[Recorded data]
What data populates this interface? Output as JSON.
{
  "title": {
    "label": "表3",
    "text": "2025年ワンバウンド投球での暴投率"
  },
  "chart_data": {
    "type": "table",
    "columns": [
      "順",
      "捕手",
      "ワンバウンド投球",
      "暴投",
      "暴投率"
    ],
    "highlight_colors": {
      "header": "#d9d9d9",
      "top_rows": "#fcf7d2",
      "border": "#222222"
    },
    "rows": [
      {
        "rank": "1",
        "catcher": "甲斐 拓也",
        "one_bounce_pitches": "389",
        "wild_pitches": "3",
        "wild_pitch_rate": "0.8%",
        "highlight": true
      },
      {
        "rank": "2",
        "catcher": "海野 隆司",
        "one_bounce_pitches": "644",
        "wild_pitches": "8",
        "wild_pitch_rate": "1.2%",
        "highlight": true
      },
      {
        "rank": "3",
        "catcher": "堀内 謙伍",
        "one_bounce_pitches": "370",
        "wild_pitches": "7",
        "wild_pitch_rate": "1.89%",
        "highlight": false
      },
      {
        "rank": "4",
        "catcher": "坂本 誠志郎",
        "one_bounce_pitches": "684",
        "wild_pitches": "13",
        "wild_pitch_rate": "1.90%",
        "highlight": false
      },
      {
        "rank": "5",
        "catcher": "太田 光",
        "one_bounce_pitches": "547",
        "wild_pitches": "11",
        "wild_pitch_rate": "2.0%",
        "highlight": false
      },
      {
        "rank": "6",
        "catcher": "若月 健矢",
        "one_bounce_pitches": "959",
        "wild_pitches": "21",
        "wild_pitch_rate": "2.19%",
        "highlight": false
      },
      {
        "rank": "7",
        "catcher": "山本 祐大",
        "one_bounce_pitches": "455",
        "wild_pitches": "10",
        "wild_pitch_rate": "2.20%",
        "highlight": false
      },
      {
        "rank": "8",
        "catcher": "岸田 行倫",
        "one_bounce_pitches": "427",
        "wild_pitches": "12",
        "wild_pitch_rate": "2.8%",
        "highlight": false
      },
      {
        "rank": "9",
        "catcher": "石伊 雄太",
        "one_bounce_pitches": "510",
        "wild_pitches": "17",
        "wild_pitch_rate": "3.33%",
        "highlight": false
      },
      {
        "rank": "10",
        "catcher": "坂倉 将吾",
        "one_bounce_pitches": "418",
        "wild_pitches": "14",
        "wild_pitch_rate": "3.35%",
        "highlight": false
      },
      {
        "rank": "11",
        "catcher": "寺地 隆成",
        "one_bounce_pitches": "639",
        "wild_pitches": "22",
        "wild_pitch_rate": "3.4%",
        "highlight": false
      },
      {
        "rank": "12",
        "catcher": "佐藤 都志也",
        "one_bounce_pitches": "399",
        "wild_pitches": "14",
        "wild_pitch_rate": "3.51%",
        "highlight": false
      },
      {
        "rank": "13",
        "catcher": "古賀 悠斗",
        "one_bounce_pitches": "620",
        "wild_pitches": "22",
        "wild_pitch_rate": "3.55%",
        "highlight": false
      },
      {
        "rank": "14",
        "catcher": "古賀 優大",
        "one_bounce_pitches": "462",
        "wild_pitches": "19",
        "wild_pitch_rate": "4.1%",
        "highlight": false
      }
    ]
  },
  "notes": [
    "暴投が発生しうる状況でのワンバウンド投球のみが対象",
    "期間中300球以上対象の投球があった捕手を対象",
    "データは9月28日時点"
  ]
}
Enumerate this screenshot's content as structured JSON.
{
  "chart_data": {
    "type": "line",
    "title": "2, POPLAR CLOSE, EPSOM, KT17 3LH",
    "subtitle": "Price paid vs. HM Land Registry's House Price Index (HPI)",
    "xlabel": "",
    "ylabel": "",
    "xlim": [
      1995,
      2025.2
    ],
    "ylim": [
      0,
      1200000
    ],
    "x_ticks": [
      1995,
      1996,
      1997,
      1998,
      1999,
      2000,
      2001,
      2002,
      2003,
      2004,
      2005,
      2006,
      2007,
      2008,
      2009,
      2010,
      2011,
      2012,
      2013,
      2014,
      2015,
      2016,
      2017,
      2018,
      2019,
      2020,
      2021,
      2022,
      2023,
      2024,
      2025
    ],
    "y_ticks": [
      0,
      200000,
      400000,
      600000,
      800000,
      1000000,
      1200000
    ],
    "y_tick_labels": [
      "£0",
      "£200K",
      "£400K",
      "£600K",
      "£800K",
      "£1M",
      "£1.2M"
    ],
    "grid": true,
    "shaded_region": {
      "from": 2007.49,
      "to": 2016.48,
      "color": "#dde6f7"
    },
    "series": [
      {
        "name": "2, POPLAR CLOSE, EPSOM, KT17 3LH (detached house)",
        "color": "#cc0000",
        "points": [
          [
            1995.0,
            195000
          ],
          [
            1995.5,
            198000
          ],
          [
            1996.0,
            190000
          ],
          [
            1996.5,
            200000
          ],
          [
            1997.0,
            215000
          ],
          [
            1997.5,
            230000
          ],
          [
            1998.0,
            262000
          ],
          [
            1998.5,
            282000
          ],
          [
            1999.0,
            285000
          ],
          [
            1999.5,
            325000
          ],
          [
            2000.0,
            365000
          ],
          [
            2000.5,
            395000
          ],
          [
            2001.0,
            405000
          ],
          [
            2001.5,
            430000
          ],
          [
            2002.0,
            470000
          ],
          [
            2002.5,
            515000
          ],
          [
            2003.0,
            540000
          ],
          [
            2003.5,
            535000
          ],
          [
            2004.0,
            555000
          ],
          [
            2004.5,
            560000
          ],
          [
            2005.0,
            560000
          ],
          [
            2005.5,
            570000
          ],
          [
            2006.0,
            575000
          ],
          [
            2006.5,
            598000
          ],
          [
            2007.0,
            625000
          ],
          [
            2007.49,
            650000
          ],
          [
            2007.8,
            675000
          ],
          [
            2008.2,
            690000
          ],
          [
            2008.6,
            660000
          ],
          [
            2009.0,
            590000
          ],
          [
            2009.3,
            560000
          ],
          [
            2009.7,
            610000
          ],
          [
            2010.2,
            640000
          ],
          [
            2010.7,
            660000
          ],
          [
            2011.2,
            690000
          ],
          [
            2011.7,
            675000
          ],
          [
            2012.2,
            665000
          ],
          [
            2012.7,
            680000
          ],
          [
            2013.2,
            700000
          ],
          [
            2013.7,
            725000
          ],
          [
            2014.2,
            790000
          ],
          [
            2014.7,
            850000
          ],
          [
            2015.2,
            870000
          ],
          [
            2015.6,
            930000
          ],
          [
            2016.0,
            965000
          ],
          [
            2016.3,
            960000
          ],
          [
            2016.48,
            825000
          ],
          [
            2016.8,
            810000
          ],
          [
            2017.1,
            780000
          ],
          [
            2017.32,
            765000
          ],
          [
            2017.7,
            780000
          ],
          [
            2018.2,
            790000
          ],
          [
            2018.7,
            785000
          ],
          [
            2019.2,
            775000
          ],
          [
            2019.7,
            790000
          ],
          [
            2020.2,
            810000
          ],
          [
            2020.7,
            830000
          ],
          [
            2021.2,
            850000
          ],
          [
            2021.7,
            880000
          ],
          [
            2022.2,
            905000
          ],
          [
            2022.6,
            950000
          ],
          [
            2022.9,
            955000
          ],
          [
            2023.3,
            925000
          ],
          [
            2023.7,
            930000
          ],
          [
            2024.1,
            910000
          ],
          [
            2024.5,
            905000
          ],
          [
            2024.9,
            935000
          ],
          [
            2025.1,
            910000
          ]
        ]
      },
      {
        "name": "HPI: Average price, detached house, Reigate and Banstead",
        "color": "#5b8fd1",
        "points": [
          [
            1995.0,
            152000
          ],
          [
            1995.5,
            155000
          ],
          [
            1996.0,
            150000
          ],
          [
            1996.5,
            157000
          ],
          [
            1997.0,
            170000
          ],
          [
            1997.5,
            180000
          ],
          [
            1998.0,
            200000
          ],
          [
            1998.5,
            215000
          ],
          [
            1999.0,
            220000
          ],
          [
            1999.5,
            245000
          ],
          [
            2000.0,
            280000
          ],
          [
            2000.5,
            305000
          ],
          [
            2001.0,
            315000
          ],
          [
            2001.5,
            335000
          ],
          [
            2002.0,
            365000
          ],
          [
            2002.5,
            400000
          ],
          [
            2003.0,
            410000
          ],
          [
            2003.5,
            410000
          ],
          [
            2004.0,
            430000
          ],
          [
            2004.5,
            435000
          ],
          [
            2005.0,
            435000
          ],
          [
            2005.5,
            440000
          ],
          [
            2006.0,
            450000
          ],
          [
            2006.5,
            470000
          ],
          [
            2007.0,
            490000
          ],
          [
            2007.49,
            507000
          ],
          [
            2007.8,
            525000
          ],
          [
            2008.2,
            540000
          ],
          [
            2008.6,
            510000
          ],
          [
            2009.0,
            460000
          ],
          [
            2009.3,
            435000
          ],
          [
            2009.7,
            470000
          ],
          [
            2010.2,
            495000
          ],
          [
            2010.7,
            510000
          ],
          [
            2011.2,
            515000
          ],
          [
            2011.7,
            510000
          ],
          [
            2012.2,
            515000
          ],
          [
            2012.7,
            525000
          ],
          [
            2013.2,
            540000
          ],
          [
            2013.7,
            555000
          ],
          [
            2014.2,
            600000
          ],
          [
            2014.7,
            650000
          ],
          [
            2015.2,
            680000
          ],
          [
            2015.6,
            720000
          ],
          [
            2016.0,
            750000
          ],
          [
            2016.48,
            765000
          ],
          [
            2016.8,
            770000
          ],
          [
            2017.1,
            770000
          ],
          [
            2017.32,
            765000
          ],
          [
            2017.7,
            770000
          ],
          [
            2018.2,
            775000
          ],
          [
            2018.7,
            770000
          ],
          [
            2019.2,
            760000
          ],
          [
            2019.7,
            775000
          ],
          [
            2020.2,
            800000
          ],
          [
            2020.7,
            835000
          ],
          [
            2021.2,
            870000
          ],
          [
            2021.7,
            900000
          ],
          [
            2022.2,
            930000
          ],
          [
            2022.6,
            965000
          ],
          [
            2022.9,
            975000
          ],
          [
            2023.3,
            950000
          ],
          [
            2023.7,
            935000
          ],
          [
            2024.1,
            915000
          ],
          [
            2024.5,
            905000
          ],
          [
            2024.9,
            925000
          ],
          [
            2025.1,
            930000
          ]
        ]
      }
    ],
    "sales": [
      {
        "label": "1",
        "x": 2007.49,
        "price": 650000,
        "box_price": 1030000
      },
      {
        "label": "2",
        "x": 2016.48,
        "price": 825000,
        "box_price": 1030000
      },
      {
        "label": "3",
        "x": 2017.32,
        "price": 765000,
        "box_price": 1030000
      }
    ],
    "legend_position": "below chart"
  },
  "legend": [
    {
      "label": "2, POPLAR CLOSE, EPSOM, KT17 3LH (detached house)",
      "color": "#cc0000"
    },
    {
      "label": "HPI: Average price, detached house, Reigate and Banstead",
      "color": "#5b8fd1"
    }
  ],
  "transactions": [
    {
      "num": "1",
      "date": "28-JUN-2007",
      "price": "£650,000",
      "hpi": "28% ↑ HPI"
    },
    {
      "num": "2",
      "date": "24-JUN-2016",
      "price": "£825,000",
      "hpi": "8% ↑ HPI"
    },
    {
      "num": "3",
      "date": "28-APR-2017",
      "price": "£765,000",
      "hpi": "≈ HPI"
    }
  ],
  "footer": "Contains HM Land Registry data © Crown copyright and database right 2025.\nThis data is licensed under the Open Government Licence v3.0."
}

» WHAT IS ASKED:
From the listing above, pick out each line where the word "JSON" appears.

» EXERCISE OUTPUT:
What data populates this interface? Output as JSON.
Enumerate this screenshot's content as structured JSON.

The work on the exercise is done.